The exercise —
Send back all the data below, exactly as given.

Given records —
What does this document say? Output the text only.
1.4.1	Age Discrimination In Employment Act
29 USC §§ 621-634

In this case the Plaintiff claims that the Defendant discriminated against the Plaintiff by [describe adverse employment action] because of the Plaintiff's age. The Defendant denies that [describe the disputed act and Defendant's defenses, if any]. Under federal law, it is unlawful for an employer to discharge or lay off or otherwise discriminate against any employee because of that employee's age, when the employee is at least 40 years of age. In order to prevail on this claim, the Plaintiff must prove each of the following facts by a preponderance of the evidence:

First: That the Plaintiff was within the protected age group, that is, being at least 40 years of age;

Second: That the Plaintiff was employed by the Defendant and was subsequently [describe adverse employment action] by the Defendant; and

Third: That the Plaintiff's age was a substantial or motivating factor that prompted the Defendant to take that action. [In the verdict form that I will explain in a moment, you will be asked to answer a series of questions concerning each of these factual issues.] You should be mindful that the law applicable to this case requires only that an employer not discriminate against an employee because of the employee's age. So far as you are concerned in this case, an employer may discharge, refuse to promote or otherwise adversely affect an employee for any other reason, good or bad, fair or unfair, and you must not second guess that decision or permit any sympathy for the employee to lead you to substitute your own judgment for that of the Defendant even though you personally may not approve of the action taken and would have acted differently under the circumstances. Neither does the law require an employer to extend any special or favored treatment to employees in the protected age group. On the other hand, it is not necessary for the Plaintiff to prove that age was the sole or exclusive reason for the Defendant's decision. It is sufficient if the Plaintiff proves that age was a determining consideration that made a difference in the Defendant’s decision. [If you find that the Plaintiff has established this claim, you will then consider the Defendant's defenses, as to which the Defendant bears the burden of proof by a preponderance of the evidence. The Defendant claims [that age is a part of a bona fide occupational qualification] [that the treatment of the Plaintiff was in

Output for this exercise —
What does this document say? Output the text only.
1.4.1	Age Discrimination In Employment Act
29 USC §§ 621-634

In this case the Plaintiff claims that the Defendant discriminated against the Plaintiff by [describe adverse employment action] because of the Plaintiff's age. The Defendant denies that [describe the disputed act and Defendant's defenses, if any]. Under federal law, it is unlawful for an employer to discharge or lay off or otherwise discriminate against any employee because of that employee's age, when the employee is at least 40 years of age. In order to prevail on this claim, the Plaintiff must prove each of the following facts by a preponderance of the evidence:

First: That the Plaintiff was within the protected age group, that is, being at least 40 years of age;

Second: That the Plaintiff was employed by the Defendant and was subsequently [describe adverse employment action] by the Defendant; and

Third: That the Plaintiff's age was a substantial or motivating factor that prompted the Defendant to take that action. [In the verdict form that I will explain in a moment, you will be asked to answer a series of questions concerning each of these factual issues.] You should be mindful that the law applicable to this case requires only that an employer not discriminate against an employee because of the employee's age. So far as you are concerned in this case, an employer may discharge, refuse to promote or otherwise adversely affect an employee for any other reason, good or bad, fair or unfair, and you must not second guess that decision or permit any sympathy for the employee to lead you to substitute your own judgment for that of the Defendant even though you personally may not approve of the action taken and would have acted differently under the circumstances. Neither does the law require an employer to extend any special or favored treatment to employees in the protected age group. On the other hand, it is not necessary for the Plaintiff to prove that age was the sole or exclusive reason for the Defendant's decision. It is sufficient if the Plaintiff proves that age was a determining consideration that made a difference in the Defendant’s decision. [If you find that the Plaintiff has established this claim, you will then consider the Defendant's defenses, as to which the Defendant bears the burden of proof by a preponderance of the evidence. The Defendant claims [that age is a part of a bona fide occupational qualification] [that the treatment of the Plaintiff was in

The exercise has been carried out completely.